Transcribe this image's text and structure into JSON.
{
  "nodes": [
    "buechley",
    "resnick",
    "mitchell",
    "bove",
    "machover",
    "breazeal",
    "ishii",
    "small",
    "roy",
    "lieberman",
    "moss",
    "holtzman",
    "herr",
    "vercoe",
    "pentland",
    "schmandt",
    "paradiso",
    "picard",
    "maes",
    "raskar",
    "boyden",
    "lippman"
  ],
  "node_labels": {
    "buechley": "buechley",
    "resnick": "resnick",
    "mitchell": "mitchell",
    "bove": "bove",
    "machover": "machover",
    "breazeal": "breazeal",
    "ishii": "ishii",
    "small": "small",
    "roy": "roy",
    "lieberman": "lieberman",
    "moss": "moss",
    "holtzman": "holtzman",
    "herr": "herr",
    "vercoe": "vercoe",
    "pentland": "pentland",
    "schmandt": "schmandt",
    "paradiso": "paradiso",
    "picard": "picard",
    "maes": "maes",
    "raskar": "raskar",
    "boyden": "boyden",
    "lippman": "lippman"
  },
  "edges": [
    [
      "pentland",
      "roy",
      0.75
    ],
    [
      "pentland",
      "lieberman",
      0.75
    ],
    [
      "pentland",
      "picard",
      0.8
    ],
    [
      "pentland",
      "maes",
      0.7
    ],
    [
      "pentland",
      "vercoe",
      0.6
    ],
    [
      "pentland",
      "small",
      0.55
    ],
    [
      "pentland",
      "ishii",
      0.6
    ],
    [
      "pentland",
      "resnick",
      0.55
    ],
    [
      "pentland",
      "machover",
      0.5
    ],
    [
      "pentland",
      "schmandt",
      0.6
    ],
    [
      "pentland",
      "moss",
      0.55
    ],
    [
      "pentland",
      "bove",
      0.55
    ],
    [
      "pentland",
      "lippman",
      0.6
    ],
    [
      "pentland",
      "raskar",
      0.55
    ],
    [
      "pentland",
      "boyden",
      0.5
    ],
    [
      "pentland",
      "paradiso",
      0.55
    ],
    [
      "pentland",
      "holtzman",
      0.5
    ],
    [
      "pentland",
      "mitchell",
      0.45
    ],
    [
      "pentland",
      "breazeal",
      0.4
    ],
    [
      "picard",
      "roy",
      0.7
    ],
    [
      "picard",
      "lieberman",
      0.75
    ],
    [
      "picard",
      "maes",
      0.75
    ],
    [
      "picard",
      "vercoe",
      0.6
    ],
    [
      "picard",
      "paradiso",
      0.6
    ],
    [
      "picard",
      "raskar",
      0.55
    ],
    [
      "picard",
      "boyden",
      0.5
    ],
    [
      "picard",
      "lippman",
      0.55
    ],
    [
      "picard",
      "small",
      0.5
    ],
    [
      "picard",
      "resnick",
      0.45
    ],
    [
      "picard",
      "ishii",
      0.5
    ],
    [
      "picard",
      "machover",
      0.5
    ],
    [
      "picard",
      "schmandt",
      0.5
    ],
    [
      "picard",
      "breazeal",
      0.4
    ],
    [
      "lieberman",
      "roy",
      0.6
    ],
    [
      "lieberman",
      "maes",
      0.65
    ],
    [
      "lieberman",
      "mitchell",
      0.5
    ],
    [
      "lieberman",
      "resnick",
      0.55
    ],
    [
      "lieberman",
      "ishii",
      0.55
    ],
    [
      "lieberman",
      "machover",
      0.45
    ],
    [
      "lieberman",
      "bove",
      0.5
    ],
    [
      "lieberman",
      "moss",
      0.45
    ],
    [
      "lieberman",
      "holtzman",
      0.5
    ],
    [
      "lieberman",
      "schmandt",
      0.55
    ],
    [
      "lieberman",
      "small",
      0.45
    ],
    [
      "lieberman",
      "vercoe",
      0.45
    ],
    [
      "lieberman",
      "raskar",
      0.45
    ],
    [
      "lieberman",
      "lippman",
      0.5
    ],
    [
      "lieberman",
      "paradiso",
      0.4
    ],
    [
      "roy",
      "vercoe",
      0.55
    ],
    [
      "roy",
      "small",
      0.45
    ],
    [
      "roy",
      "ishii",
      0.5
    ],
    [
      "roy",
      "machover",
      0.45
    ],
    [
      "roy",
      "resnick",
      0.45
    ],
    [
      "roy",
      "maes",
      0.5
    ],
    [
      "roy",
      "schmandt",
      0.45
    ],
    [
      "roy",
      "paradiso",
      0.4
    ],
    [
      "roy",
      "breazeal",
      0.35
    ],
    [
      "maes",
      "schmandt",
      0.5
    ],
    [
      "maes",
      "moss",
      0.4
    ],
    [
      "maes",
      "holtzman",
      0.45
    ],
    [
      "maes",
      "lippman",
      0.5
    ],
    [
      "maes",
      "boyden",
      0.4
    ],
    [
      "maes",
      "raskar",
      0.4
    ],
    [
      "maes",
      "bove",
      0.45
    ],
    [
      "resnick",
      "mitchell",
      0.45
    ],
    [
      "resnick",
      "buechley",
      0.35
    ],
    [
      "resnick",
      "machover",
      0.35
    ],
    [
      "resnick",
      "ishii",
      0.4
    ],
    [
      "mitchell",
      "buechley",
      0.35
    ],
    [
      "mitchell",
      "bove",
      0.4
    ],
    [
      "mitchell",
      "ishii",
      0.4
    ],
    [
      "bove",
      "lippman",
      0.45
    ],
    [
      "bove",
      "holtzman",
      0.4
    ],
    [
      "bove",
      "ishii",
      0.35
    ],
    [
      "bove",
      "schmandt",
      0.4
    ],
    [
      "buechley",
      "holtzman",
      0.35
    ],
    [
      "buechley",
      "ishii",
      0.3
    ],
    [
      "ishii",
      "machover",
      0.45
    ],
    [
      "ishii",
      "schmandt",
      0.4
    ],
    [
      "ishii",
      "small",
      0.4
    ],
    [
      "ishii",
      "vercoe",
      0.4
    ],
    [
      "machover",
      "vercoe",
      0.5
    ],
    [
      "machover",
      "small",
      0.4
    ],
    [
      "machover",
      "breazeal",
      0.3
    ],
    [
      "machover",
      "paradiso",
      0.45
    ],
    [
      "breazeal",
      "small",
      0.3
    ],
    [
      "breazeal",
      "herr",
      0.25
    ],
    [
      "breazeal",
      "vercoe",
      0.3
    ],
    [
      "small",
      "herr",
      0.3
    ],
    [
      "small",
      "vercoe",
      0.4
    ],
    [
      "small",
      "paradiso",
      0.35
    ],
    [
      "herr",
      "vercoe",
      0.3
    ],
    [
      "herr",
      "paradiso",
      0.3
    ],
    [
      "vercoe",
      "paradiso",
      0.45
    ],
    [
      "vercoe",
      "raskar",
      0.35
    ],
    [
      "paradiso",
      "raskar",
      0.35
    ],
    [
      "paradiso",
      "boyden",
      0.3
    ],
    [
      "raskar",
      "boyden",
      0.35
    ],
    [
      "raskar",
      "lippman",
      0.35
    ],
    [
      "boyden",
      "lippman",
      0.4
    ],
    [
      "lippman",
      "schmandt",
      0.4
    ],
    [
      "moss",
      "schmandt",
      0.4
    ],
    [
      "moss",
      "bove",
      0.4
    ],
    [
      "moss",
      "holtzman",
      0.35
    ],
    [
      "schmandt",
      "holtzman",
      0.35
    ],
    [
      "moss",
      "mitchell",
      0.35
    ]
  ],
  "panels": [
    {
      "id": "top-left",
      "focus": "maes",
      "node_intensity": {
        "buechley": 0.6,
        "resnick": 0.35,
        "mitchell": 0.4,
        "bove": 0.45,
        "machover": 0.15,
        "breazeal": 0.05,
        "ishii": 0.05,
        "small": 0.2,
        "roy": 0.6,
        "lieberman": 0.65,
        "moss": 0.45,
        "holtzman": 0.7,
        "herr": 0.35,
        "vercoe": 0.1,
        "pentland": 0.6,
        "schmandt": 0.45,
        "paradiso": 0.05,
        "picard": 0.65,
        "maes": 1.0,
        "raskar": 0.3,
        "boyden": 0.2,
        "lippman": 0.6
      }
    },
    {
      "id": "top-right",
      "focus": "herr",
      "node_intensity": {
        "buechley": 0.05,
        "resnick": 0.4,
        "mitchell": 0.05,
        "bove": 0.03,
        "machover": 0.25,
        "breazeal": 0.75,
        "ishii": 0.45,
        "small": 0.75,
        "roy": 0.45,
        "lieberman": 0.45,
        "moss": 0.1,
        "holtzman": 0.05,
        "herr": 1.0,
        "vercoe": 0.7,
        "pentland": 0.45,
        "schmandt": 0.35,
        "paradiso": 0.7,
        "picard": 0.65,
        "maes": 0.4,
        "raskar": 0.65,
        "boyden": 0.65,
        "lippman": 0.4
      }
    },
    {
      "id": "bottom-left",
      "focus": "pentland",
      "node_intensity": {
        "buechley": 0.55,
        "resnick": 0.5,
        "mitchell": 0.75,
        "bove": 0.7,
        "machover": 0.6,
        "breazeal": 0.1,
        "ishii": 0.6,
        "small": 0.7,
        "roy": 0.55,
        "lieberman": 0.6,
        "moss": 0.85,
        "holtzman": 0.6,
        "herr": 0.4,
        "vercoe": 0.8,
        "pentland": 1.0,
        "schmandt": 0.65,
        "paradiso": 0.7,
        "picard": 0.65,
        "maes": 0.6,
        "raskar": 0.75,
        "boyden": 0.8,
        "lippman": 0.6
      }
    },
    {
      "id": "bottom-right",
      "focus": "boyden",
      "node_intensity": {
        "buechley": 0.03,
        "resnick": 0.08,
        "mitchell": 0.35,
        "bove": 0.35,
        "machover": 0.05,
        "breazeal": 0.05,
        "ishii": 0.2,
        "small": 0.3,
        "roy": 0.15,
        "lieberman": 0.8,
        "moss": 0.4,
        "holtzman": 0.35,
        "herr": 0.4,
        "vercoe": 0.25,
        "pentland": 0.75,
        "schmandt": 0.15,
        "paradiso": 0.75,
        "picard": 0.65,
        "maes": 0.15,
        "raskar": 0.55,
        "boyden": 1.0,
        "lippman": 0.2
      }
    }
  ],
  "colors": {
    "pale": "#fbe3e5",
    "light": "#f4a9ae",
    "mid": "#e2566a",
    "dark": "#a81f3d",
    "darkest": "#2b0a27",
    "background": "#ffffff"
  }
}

- - -

● Exercise: Copy each line of the listing that holds the word "buechley".

● Completed exercise:
    "buechley",
    "buechley": "buechley",
      "buechley",
      "buechley",
      "buechley",
      "buechley",
        "buechley": 0.6,
        "buechley": 0.05,
        "buechley": 0.55,
        "buechley": 0.03,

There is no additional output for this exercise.